Problem description
Find each line containing the string "SDTVAR" and return it.

= = = =

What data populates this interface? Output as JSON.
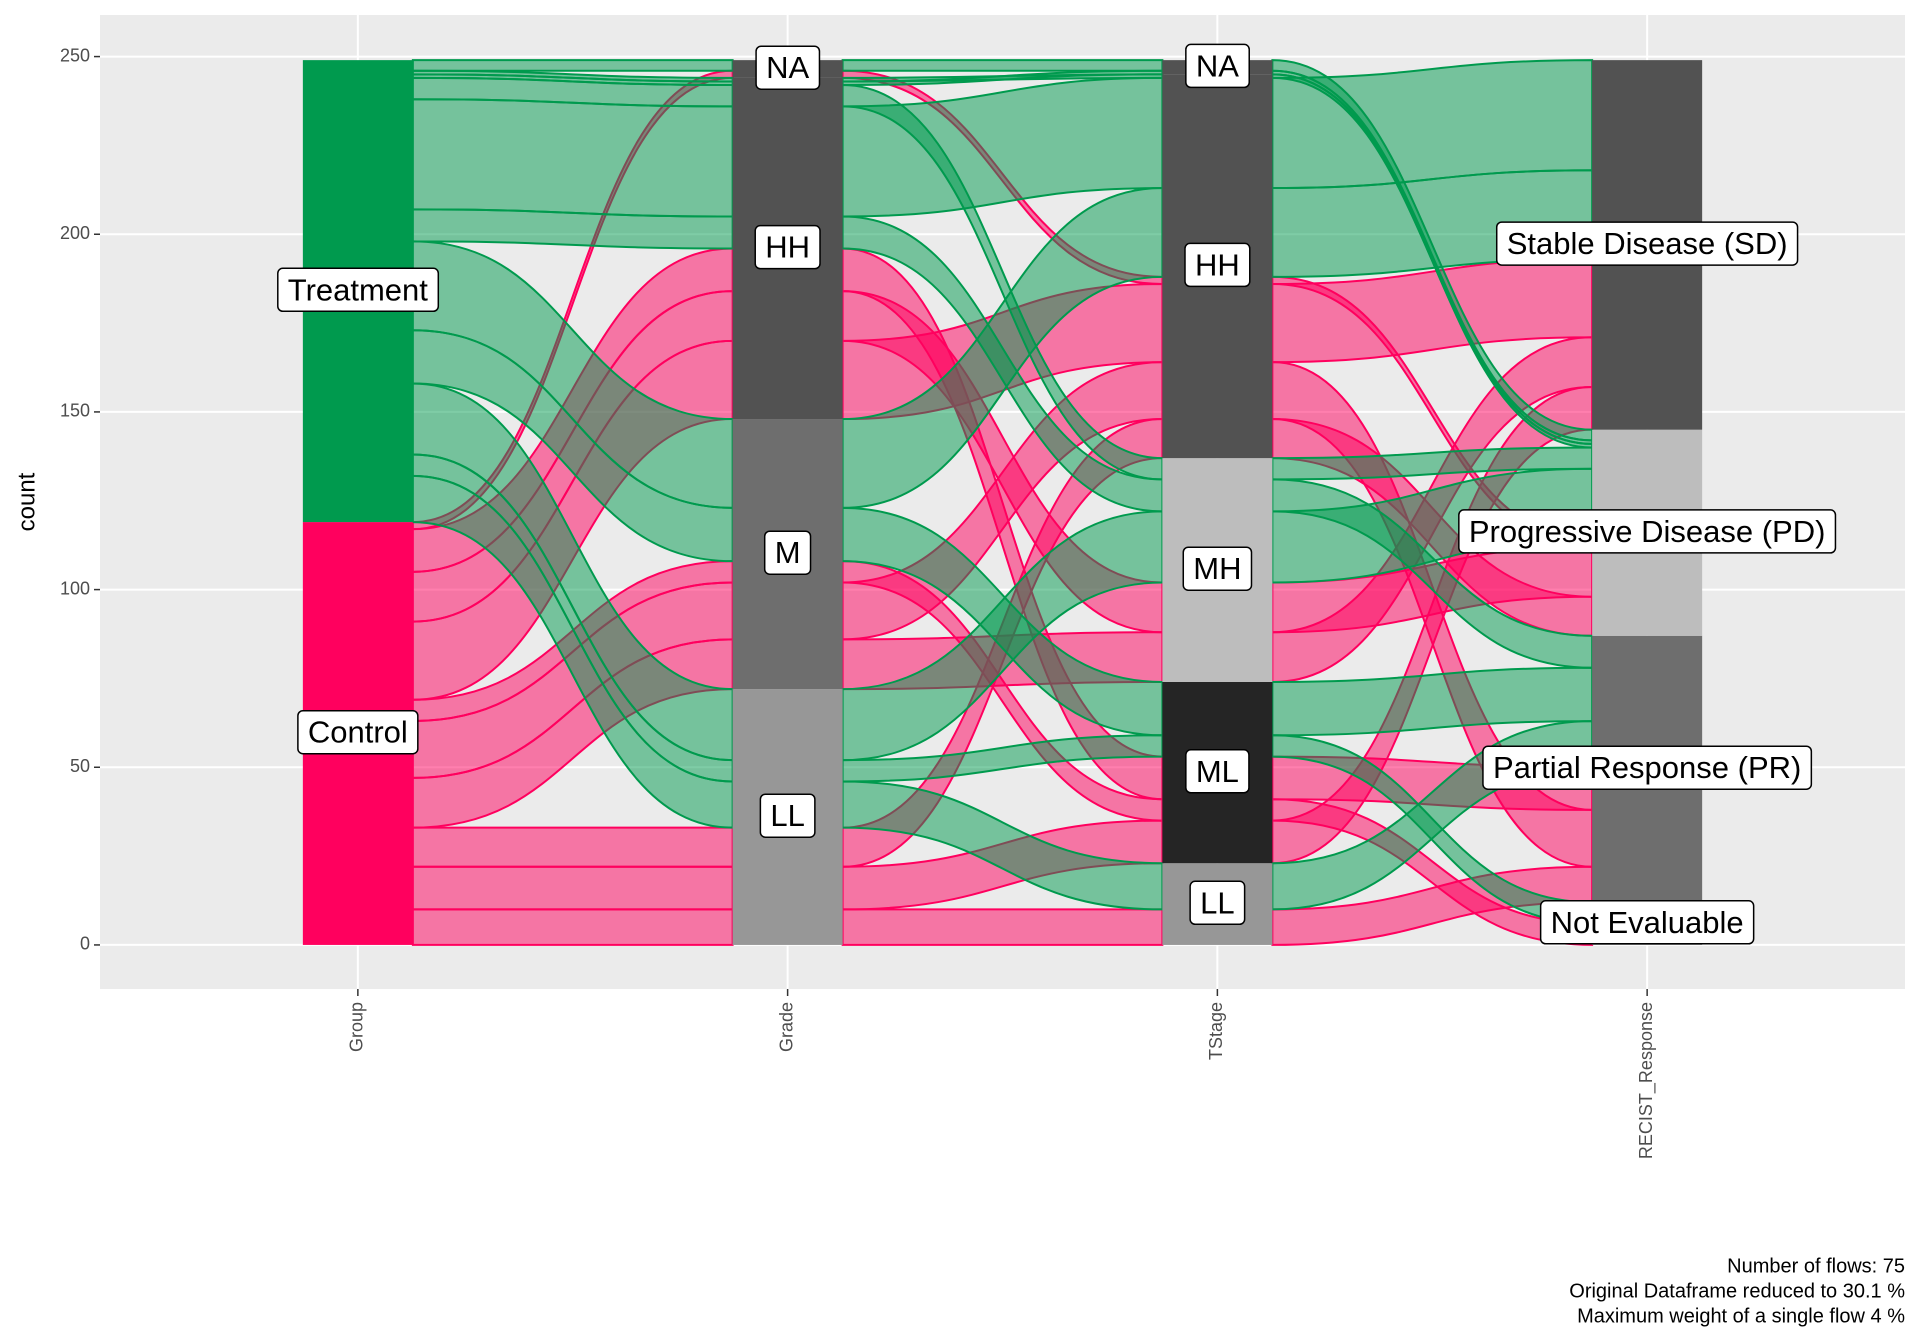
{
  "chart_data": {
    "type": "alluvial",
    "y_label": "count",
    "ylim": [
      -12.4,
      261.7
    ],
    "yticks": [
      0,
      50,
      100,
      150,
      200,
      250
    ],
    "grid": true,
    "flow_opacity": 0.5,
    "axes": [
      {
        "name": "Group",
        "strata": [
          {
            "name": "Control",
            "count": 119,
            "color": "#ff005e"
          },
          {
            "name": "Treatment",
            "count": 130,
            "color": "#009a4e"
          }
        ]
      },
      {
        "name": "Grade",
        "strata": [
          {
            "name": "LL",
            "count": 72,
            "color": "#979797"
          },
          {
            "name": "M",
            "count": 76,
            "color": "#6e6e6e"
          },
          {
            "name": "HH",
            "count": 96,
            "color": "#525252"
          },
          {
            "name": "NA",
            "count": 5,
            "color": "#525252"
          }
        ]
      },
      {
        "name": "TStage",
        "strata": [
          {
            "name": "LL",
            "count": 23,
            "color": "#979797"
          },
          {
            "name": "ML",
            "count": 51,
            "color": "#252525"
          },
          {
            "name": "MH",
            "count": 63,
            "color": "#bdbdbd"
          },
          {
            "name": "HH",
            "count": 108,
            "color": "#525252"
          },
          {
            "name": "NA",
            "count": 4,
            "color": "#525252"
          }
        ]
      },
      {
        "name": "RECIST_Response",
        "strata": [
          {
            "name": "Not Evaluable",
            "count": 12,
            "color": "#979797"
          },
          {
            "name": "Partial Response (PR)",
            "count": 75,
            "color": "#6e6e6e"
          },
          {
            "name": "Progressive Disease (PD)",
            "count": 58,
            "color": "#bdbdbd"
          },
          {
            "name": "Stable Disease (SD)",
            "count": 104,
            "color": "#525252"
          }
        ]
      }
    ],
    "flows": [
      {
        "path": [
          "Control",
          "LL",
          "LL",
          "Partial Response (PR)"
        ],
        "count": 10
      },
      {
        "path": [
          "Control",
          "LL",
          "ML",
          "Stable Disease (SD)"
        ],
        "count": 12
      },
      {
        "path": [
          "Control",
          "LL",
          "HH",
          "Progressive Disease (PD)"
        ],
        "count": 11
      },
      {
        "path": [
          "Control",
          "M",
          "MH",
          "Stable Disease (SD)"
        ],
        "count": 14
      },
      {
        "path": [
          "Control",
          "M",
          "HH",
          "Partial Response (PR)"
        ],
        "count": 16
      },
      {
        "path": [
          "Control",
          "M",
          "ML",
          "Not Evaluable"
        ],
        "count": 6
      },
      {
        "path": [
          "Control",
          "HH",
          "HH",
          "Stable Disease (SD)"
        ],
        "count": 22
      },
      {
        "path": [
          "Control",
          "HH",
          "MH",
          "Progressive Disease (PD)"
        ],
        "count": 14
      },
      {
        "path": [
          "Control",
          "HH",
          "ML",
          "Partial Response (PR)"
        ],
        "count": 12
      },
      {
        "path": [
          "Control",
          "NA",
          "HH",
          "Progressive Disease (PD)"
        ],
        "count": 2
      },
      {
        "path": [
          "Treatment",
          "LL",
          "LL",
          "Partial Response (PR)"
        ],
        "count": 13
      },
      {
        "path": [
          "Treatment",
          "LL",
          "ML",
          "Not Evaluable"
        ],
        "count": 6
      },
      {
        "path": [
          "Treatment",
          "LL",
          "MH",
          "Progressive Disease (PD)"
        ],
        "count": 20
      },
      {
        "path": [
          "Treatment",
          "M",
          "ML",
          "Partial Response (PR)"
        ],
        "count": 15
      },
      {
        "path": [
          "Treatment",
          "M",
          "HH",
          "Stable Disease (SD)"
        ],
        "count": 25
      },
      {
        "path": [
          "Treatment",
          "HH",
          "MH",
          "Partial Response (PR)"
        ],
        "count": 9
      },
      {
        "path": [
          "Treatment",
          "HH",
          "HH",
          "Stable Disease (SD)"
        ],
        "count": 31
      },
      {
        "path": [
          "Treatment",
          "HH",
          "MH",
          "Progressive Disease (PD)"
        ],
        "count": 6
      },
      {
        "path": [
          "Treatment",
          "HH",
          "NA",
          "Progressive Disease (PD)"
        ],
        "count": 1
      },
      {
        "path": [
          "Treatment",
          "HH",
          "HH",
          "Progressive Disease (PD)"
        ],
        "count": 1
      },
      {
        "path": [
          "Treatment",
          "NA",
          "NA",
          "Progressive Disease (PD)"
        ],
        "count": 3
      }
    ],
    "notes": [
      "Number of flows: 75",
      "Original Dataframe reduced to 30.1 %",
      "Maximum weight of a single flow 4 %"
    ]
  }
}
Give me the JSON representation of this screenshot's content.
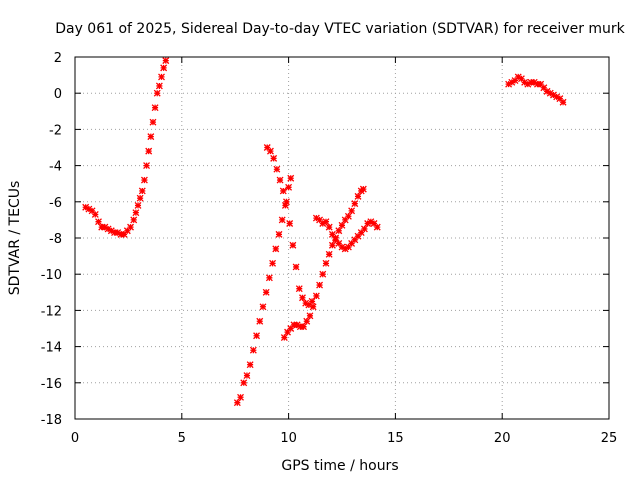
{
  "chart_data": {
    "type": "scatter",
    "title": "Day 061 of 2025, Sidereal Day-to-day VTEC variation (SDTVAR) for receiver murk",
    "xlabel": "GPS time / hours",
    "ylabel": "SDTVAR / TECUs",
    "xlim": [
      0,
      25
    ],
    "ylim": [
      -18,
      2
    ],
    "x_ticks": [
      0,
      5,
      10,
      15,
      20,
      25
    ],
    "y_ticks": [
      2,
      0,
      -2,
      -4,
      -6,
      -8,
      -10,
      -12,
      -14,
      -16,
      -18
    ],
    "grid": true,
    "marker": "plus-cross",
    "color": "#ff0000",
    "series": [
      {
        "x": [
          0.5,
          0.65,
          0.8,
          0.95,
          1.1,
          1.25,
          1.4,
          1.55,
          1.7,
          1.85,
          2.0,
          2.15,
          2.3,
          2.45,
          2.6,
          2.75,
          2.85,
          2.95,
          3.05,
          3.15,
          3.25,
          3.35,
          3.45,
          3.55,
          3.65,
          3.75,
          3.85,
          3.95,
          4.05,
          4.15,
          4.25
        ],
        "y": [
          -6.3,
          -6.4,
          -6.5,
          -6.7,
          -7.1,
          -7.4,
          -7.4,
          -7.5,
          -7.6,
          -7.7,
          -7.7,
          -7.8,
          -7.8,
          -7.6,
          -7.4,
          -7.0,
          -6.6,
          -6.2,
          -5.8,
          -5.4,
          -4.8,
          -4.0,
          -3.2,
          -2.4,
          -1.6,
          -0.8,
          0.0,
          0.4,
          0.9,
          1.4,
          1.8
        ]
      },
      {
        "x": [
          7.6,
          7.75,
          7.9,
          8.05,
          8.2,
          8.35,
          8.5,
          8.65,
          8.8,
          8.95,
          9.1,
          9.25,
          9.4,
          9.55,
          9.7,
          9.85,
          10.0,
          10.1
        ],
        "y": [
          -17.1,
          -16.8,
          -16.0,
          -15.6,
          -15.0,
          -14.2,
          -13.4,
          -12.6,
          -11.8,
          -11.0,
          -10.2,
          -9.4,
          -8.6,
          -7.8,
          -7.0,
          -6.2,
          -5.2,
          -4.7
        ]
      },
      {
        "x": [
          9.0,
          9.15,
          9.3,
          9.45,
          9.6,
          9.75,
          9.9,
          10.05,
          10.2,
          10.35,
          10.5,
          10.65,
          10.8,
          10.95,
          11.1
        ],
        "y": [
          -3.0,
          -3.2,
          -3.6,
          -4.2,
          -4.8,
          -5.4,
          -6.0,
          -7.2,
          -8.4,
          -9.6,
          -10.8,
          -11.3,
          -11.6,
          -11.7,
          -11.5
        ]
      },
      {
        "x": [
          9.8,
          9.95,
          10.1,
          10.25,
          10.4,
          10.55,
          10.7,
          10.85,
          11.0,
          11.15,
          11.3,
          11.45,
          11.6,
          11.75,
          11.9,
          12.05,
          12.2,
          12.35,
          12.5,
          12.65,
          12.8,
          12.95,
          13.1,
          13.25,
          13.4,
          13.5
        ],
        "y": [
          -13.5,
          -13.2,
          -13.0,
          -12.8,
          -12.8,
          -12.9,
          -12.9,
          -12.6,
          -12.3,
          -11.8,
          -11.2,
          -10.6,
          -10.0,
          -9.4,
          -8.9,
          -8.4,
          -8.0,
          -7.6,
          -7.3,
          -7.0,
          -6.8,
          -6.5,
          -6.1,
          -5.7,
          -5.4,
          -5.3
        ]
      },
      {
        "x": [
          11.3,
          11.45,
          11.6,
          11.75,
          11.9,
          12.05,
          12.2,
          12.35,
          12.5,
          12.65,
          12.8,
          12.95,
          13.1,
          13.25,
          13.4,
          13.55,
          13.7,
          13.85,
          14.0,
          14.15
        ],
        "y": [
          -6.9,
          -7.0,
          -7.2,
          -7.1,
          -7.4,
          -7.8,
          -8.1,
          -8.3,
          -8.5,
          -8.6,
          -8.5,
          -8.3,
          -8.1,
          -7.9,
          -7.7,
          -7.5,
          -7.2,
          -7.1,
          -7.2,
          -7.4
        ]
      },
      {
        "x": [
          20.3,
          20.45,
          20.6,
          20.75,
          20.9,
          21.05,
          21.2,
          21.35,
          21.5,
          21.65,
          21.8,
          21.95,
          22.1,
          22.25,
          22.4,
          22.55,
          22.7,
          22.85
        ],
        "y": [
          0.5,
          0.6,
          0.7,
          0.9,
          0.8,
          0.6,
          0.5,
          0.6,
          0.6,
          0.5,
          0.5,
          0.3,
          0.1,
          0.0,
          -0.1,
          -0.2,
          -0.3,
          -0.5
        ]
      }
    ]
  }
}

= = = =

Answer to this problem
    "title": "Day 061 of 2025, Sidereal Day-to-day VTEC variation (SDTVAR) for receiver murk",
    "ylabel": "SDTVAR / TECUs",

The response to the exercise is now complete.